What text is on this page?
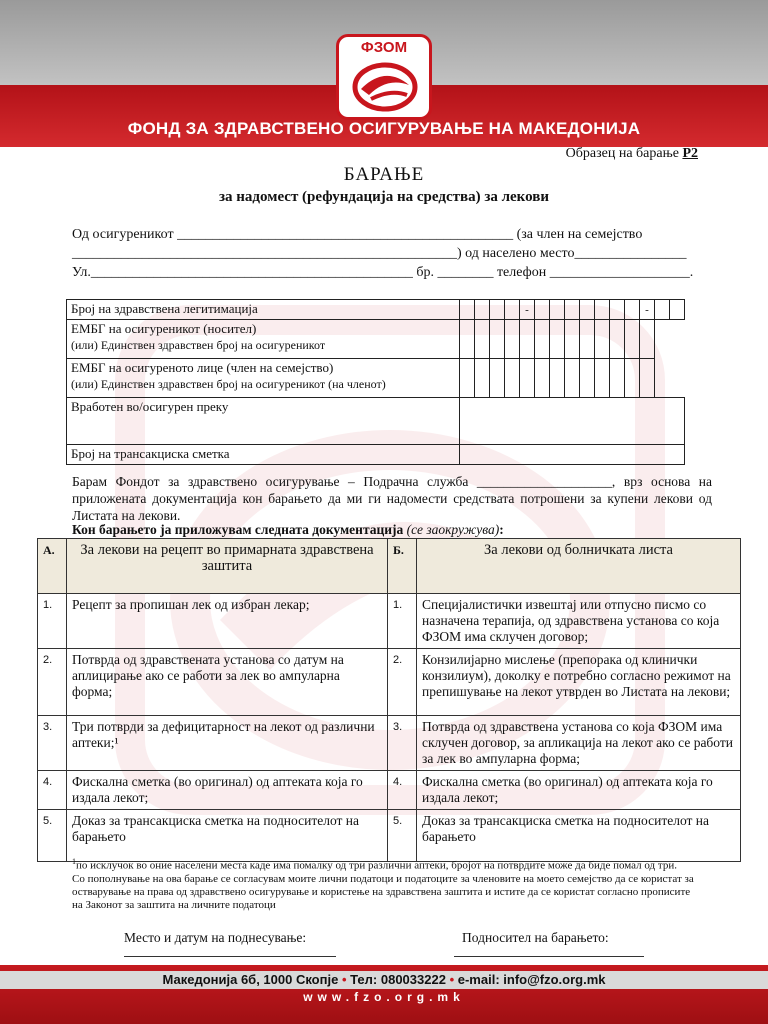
ФЗОМ
ФОНД ЗА ЗДРАВСТВЕНО ОСИГУРУВАЊЕ НА МАКЕДОНИЈА
Образец на барање P2
БАРАЊЕ
за надомест (рефундација на средства) за лекови
Од осигуреникот ________________________________________________ (за член на семејство
_______________________________________________________) од населено место________________
Ул.______________________________________________ бр. ________ телефон ____________________.
Број на здравствена легитимација					-								-		

ЕМБГ на осигуреникот (носител)
(или) Единствен здравствен број на осигуреникот															

ЕМБГ на осигуреното лице (член на семејство)
(или) Единствен здравствен број на осигуреникот (на членот)															

Вработен во/осигурен преку															
Број на трансакциска сметка															
Барам Фондот за здравствено осигурување – Подрачна служба ____________________, врз основа на приложената документација кон барањето да ми ги надомести средствата потрошени за купени лекови од Листата на лекови.
Кон барањето ја приложувам следната документација (се заокружува):
А.	За лекови на рецепт во примарната здравствена заштита	Б.	За лекови од болничката листа

1.	Рецепт за пропишан лек од избран лекар;	1.	Специјалистички извештај или отпусно писмо со назначена терапија, од здравствена установа со која ФЗОМ има склучен договор;
2.	Потврда од здравствената установа со датум на аплицирање ако се работи за лек во ампуларна форма;	2.	Конзилијарно мислење (препорака од клинички конзилиум), доколку е потребно согласно режимот на препишување на лекот утврден во Листата на лекови;
3.	Три потврди за дефицитарност на лекот од различни аптеки;¹	3.	Потврда од здравствена установа со која ФЗОМ има склучен договор, за апликација на лекот ако се работи за лек во ампуларна форма;
4.	Фискална сметка (во оригинал) од аптеката која го издала лекот;	4.	Фискална сметка (во оригинал) од аптеката која го издала лекот;
5.	Доказ за трансакциска сметка на подносителот на барањето	5.	Доказ за трансакциска сметка на подносителот на барањето
$^1$по исклучок во оние населени места каде има помалку од три различни аптеки, бројот на потврдите може да биде помал од три.
Со пополнување на ова барање се согласувам моите лични податоци и податоците за членовите на моето семејство да се користат за остварување на права од здравствено осигурување и користење на здравствена заштита и истите да се користат согласно прописите на Законот за заштита на личните податоци
Место и датум на поднесување:	Подносител на барањето:
Македонија 6б, 1000 Скопје • Тел: 080033222 • e-mail: info@fzo.org.mk
www.fzo.org.mk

----------

# DESCRIPTION OF THE TASK
Reproduce the material word for word. Any pictures should be left out of the copy.

# EXERCISE SOLUTION
What text is on this page?
ФЗОМ
ФОНД ЗА ЗДРАВСТВЕНО ОСИГУРУВАЊЕ НА МАКЕДОНИЈА
Образец на барање P2
БАРАЊЕ
за надомест (рефундација на средства) за лекови
Од осигуреникот ________________________________________________ (за член на семејство
_______________________________________________________) од населено место________________
Ул.______________________________________________ бр. ________ телефон ____________________.
Број на здравствена легитимација					-								-		

ЕМБГ на осигуреникот (носител)
(или) Единствен здравствен број на осигуреникот															

ЕМБГ на осигуреното лице (член на семејство)
(или) Единствен здравствен број на осигуреникот (на членот)															

Вработен во/осигурен преку															
Број на трансакциска сметка															
Барам Фондот за здравствено осигурување – Подрачна служба ____________________, врз основа на приложената документација кон барањето да ми ги надомести средствата потрошени за купени лекови од Листата на лекови.
Кон барањето ја приложувам следната документација (се заокружува):
А.	За лекови на рецепт во примарната здравствена заштита	Б.	За лекови од болничката листа

1.	Рецепт за пропишан лек од избран лекар;	1.	Специјалистички извештај или отпусно писмо со назначена терапија, од здравствена установа со која ФЗОМ има склучен договор;
2.	Потврда од здравствената установа со датум на аплицирање ако се работи за лек во ампуларна форма;	2.	Конзилијарно мислење (препорака од клинички конзилиум), доколку е потребно согласно режимот на препишување на лекот утврден во Листата на лекови;
3.	Три потврди за дефицитарност на лекот од различни аптеки;¹	3.	Потврда од здравствена установа со која ФЗОМ има склучен договор, за апликација на лекот ако се работи за лек во ампуларна форма;
4.	Фискална сметка (во оригинал) од аптеката која го издала лекот;	4.	Фискална сметка (во оригинал) од аптеката која го издала лекот;
5.	Доказ за трансакциска сметка на подносителот на барањето	5.	Доказ за трансакциска сметка на подносителот на барањето
$^1$по исклучок во оние населени места каде има помалку од три различни аптеки, бројот на потврдите може да биде помал од три.
Со пополнување на ова барање се согласувам моите лични податоци и податоците за членовите на моето семејство да се користат за остварување на права од здравствено осигурување и користење на здравствена заштита и истите да се користат согласно прописите на Законот за заштита на личните податоци
Место и датум на поднесување:	Подносител на барањето:
Македонија 6б, 1000 Скопје • Тел: 080033222 • e-mail: info@fzo.org.mk
www.fzo.org.mk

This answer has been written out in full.